TASK GOAL:
Each record below must be returned exactly as shown.

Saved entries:
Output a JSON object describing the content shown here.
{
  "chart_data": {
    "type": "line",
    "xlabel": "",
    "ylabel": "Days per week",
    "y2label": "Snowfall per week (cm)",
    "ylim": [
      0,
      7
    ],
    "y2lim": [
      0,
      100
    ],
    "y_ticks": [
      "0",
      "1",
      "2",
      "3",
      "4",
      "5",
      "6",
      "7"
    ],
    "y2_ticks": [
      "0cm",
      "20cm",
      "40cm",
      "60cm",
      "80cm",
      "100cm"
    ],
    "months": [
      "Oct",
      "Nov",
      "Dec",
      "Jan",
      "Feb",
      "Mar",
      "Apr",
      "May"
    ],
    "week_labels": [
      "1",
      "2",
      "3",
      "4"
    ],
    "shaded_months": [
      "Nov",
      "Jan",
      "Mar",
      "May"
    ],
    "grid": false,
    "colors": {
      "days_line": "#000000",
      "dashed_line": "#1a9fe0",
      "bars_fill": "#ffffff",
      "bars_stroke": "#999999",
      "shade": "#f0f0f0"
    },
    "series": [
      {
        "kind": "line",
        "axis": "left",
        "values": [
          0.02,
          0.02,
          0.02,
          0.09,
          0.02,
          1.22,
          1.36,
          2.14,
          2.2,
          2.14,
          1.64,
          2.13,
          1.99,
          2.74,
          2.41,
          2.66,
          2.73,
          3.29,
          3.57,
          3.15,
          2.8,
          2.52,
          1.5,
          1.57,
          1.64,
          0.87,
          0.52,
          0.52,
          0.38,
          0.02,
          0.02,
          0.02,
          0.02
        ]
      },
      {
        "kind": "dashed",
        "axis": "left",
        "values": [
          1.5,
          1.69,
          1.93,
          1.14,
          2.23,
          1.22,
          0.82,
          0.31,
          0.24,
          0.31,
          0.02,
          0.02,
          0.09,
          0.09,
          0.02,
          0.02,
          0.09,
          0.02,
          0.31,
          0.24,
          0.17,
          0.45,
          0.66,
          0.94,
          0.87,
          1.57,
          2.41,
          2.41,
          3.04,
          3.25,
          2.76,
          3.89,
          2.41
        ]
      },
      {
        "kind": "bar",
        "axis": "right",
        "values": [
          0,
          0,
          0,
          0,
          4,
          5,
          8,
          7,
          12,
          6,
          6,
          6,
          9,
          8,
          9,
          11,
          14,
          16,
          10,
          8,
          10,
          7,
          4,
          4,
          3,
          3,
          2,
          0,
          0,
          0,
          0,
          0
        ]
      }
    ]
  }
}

RESPONSE:
Output a JSON object describing the content shown here.
{
  "chart_data": {
    "type": "line",
    "xlabel": "",
    "ylabel": "Days per week",
    "y2label": "Snowfall per week (cm)",
    "ylim": [
      0,
      7
    ],
    "y2lim": [
      0,
      100
    ],
    "y_ticks": [
      "0",
      "1",
      "2",
      "3",
      "4",
      "5",
      "6",
      "7"
    ],
    "y2_ticks": [
      "0cm",
      "20cm",
      "40cm",
      "60cm",
      "80cm",
      "100cm"
    ],
    "months": [
      "Oct",
      "Nov",
      "Dec",
      "Jan",
      "Feb",
      "Mar",
      "Apr",
      "May"
    ],
    "week_labels": [
      "1",
      "2",
      "3",
      "4"
    ],
    "shaded_months": [
      "Nov",
      "Jan",
      "Mar",
      "May"
    ],
    "grid": false,
    "colors": {
      "days_line": "#000000",
      "dashed_line": "#1a9fe0",
      "bars_fill": "#ffffff",
      "bars_stroke": "#999999",
      "shade": "#f0f0f0"
    },
    "series": [
      {
        "kind": "line",
        "axis": "left",
        "values": [
          0.02,
          0.02,
          0.02,
          0.09,
          0.02,
          1.22,
          1.36,
          2.14,
          2.2,
          2.14,
          1.64,
          2.13,
          1.99,
          2.74,
          2.41,
          2.66,
          2.73,
          3.29,
          3.57,
          3.15,
          2.8,
          2.52,
          1.5,
          1.57,
          1.64,
          0.87,
          0.52,
          0.52,
          0.38,
          0.02,
          0.02,
          0.02,
          0.02
        ]
      },
      {
        "kind": "dashed",
        "axis": "left",
        "values": [
          1.5,
          1.69,
          1.93,
          1.14,
          2.23,
          1.22,
          0.82,
          0.31,
          0.24,
          0.31,
          0.02,
          0.02,
          0.09,
          0.09,
          0.02,
          0.02,
          0.09,
          0.02,
          0.31,
          0.24,
          0.17,
          0.45,
          0.66,
          0.94,
          0.87,
          1.57,
          2.41,
          2.41,
          3.04,
          3.25,
          2.76,
          3.89,
          2.41
        ]
      },
      {
        "kind": "bar",
        "axis": "right",
        "values": [
          0,
          0,
          0,
          0,
          4,
          5,
          8,
          7,
          12,
          6,
          6,
          6,
          9,
          8,
          9,
          11,
          14,
          16,
          10,
          8,
          10,
          7,
          4,
          4,
          3,
          3,
          2,
          0,
          0,
          0,
          0,
          0
        ]
      }
    ]
  }
}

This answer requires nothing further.